**BRIEF**. Could you copy every line from the material below in which "this" appears?

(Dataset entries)
------------------------------------------------

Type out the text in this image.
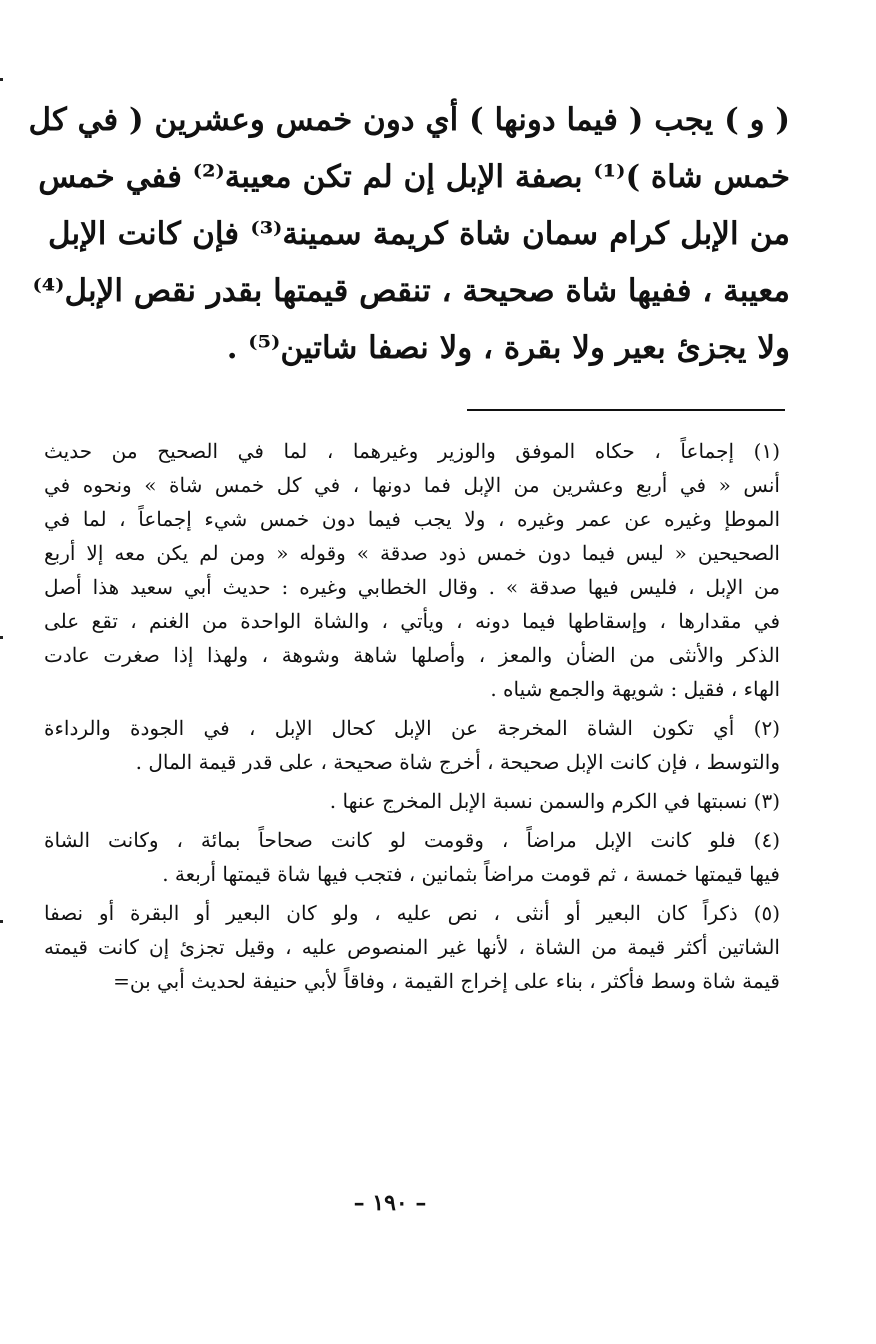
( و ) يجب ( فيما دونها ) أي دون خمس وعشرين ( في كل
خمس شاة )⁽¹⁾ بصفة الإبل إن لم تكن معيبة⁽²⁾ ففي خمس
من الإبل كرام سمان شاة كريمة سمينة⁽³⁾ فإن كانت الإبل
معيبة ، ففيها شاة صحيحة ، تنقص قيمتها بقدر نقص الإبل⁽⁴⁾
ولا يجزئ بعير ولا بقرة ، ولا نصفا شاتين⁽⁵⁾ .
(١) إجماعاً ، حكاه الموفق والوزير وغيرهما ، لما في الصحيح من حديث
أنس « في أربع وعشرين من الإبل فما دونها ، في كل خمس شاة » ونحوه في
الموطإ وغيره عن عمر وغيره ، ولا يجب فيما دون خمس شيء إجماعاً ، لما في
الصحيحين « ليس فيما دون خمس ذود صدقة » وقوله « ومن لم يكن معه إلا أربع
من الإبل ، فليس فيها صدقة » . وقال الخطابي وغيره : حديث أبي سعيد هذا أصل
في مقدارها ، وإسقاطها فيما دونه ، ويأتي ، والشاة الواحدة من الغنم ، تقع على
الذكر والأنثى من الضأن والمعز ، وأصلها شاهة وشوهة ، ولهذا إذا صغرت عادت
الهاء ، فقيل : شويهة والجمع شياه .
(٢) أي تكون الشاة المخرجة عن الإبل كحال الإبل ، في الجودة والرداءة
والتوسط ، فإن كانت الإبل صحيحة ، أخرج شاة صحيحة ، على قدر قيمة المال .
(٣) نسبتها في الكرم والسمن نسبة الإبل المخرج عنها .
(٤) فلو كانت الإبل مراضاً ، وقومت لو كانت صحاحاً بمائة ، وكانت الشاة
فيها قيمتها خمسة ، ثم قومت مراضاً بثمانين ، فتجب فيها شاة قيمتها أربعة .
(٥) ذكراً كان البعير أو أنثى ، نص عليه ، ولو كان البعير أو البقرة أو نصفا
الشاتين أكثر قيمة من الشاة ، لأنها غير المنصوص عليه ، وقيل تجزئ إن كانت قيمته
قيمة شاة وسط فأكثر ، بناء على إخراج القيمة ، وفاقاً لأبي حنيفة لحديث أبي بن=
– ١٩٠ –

------------------------------------------------

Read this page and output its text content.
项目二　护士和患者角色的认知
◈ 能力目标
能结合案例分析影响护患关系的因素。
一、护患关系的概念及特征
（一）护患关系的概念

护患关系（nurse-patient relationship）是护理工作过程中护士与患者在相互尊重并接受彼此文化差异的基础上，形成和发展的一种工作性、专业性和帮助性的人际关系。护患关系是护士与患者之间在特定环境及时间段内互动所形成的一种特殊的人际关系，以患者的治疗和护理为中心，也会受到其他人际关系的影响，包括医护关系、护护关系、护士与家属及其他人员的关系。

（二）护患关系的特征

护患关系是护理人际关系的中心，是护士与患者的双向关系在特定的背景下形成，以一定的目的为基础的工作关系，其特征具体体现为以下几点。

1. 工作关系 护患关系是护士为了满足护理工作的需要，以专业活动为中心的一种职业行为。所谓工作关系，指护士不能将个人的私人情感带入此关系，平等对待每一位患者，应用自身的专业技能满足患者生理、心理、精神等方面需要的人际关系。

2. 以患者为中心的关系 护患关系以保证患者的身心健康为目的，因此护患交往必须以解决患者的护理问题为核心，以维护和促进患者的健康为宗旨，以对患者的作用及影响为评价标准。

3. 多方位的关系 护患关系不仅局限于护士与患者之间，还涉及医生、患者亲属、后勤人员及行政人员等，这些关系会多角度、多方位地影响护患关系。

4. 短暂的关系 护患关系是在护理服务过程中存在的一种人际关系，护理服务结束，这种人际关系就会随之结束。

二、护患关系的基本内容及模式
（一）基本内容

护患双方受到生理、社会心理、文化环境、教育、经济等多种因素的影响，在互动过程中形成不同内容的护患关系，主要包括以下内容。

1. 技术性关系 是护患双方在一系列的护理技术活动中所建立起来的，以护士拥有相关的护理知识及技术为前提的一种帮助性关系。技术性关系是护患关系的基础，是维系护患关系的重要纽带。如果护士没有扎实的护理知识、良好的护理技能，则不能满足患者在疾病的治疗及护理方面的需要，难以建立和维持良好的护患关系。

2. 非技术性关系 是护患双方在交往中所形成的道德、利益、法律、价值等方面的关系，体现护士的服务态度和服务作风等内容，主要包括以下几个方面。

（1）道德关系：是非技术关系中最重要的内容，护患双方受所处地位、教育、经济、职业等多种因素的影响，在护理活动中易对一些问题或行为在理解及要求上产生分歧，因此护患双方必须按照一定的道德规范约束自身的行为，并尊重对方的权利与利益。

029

------------------------------------------------

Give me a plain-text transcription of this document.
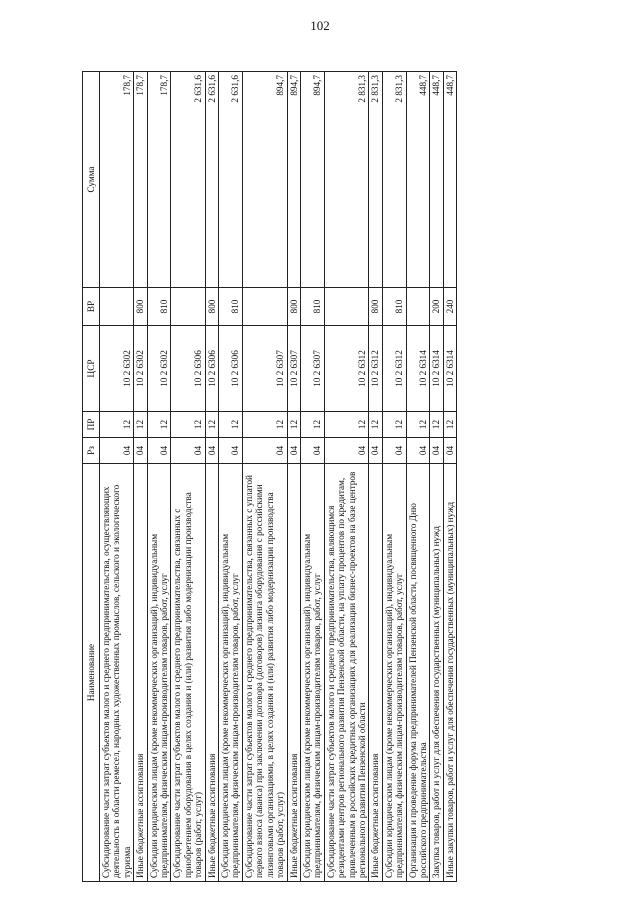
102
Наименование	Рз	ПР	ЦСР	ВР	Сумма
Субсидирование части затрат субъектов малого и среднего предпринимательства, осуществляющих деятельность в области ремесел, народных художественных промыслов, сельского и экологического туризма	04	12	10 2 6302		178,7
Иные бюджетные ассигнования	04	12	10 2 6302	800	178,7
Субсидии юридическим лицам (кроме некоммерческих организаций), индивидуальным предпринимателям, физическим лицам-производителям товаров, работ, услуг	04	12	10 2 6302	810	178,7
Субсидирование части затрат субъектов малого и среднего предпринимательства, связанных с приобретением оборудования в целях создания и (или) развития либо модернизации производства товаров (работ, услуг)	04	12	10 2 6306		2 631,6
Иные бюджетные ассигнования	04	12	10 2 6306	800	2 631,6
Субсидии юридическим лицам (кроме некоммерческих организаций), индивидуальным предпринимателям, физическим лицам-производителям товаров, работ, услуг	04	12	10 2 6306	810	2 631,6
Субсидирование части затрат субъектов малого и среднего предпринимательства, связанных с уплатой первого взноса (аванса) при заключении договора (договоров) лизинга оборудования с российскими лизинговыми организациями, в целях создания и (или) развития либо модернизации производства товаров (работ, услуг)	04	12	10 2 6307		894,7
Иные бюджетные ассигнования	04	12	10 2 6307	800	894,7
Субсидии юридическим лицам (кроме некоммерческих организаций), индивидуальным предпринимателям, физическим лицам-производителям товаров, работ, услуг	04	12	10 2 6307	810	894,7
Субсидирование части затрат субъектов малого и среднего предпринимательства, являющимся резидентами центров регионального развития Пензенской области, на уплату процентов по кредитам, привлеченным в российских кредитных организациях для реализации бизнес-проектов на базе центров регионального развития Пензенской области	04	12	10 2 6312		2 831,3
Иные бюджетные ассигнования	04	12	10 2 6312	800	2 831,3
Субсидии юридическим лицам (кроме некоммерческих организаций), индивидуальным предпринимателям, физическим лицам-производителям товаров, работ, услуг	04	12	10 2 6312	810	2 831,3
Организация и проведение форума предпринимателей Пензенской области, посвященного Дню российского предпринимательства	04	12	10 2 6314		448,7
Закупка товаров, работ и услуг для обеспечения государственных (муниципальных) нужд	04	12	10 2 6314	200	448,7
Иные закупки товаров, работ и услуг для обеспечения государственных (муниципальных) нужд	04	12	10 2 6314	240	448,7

------------------------------------------------

**SOLUTION TO THE EXERCISE**.
Type out the text in this image.
Read this page and output its text content.
Give me a plain-text transcription of this document.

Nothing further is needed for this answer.